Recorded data
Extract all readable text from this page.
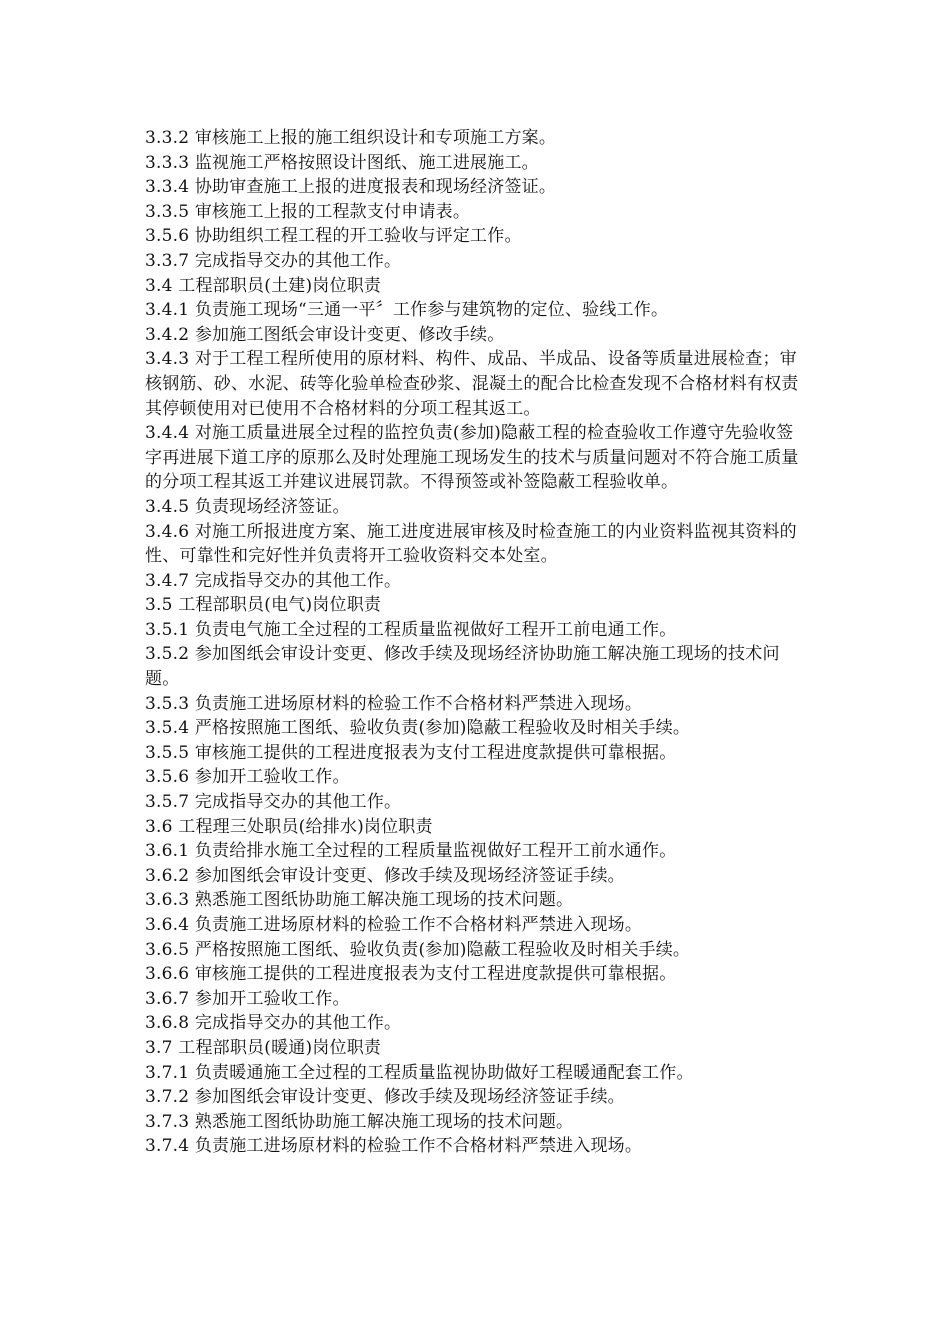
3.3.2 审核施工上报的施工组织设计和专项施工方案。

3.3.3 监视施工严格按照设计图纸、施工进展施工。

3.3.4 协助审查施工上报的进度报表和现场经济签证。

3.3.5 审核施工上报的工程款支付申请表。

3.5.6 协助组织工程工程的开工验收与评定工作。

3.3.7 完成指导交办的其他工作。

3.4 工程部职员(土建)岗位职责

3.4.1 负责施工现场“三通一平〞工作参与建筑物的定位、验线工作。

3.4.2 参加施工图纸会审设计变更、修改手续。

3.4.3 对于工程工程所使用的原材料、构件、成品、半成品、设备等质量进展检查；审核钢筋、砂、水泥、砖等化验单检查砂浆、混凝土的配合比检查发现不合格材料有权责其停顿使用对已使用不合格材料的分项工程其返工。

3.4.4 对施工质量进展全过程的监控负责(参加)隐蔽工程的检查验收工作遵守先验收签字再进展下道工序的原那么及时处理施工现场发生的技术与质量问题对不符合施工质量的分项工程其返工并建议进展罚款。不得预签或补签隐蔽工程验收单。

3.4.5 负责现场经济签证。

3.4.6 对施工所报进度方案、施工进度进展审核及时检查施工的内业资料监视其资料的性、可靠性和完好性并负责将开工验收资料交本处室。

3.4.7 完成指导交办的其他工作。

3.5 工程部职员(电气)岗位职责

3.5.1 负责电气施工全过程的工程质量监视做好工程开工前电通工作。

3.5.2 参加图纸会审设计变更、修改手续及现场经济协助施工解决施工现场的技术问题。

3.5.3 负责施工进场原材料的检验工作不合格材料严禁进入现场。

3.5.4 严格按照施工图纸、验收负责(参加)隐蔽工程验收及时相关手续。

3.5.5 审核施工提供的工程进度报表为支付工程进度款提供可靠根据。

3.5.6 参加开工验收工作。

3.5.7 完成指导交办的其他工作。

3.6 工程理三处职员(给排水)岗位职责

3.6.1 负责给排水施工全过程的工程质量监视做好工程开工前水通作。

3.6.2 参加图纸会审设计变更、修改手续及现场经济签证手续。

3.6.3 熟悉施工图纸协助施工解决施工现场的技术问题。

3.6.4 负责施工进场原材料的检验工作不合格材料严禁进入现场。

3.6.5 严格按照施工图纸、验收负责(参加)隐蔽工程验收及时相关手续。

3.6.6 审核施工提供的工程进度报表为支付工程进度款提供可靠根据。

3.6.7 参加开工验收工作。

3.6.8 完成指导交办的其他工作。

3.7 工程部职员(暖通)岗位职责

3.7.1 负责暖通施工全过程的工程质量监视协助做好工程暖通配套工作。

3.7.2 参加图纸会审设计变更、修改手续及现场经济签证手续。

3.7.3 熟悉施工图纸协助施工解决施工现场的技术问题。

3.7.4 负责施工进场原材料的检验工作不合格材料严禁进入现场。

• **Request**
Count the lines in which the string "验收负责" appears, then report only that figure.

• **Task response**
2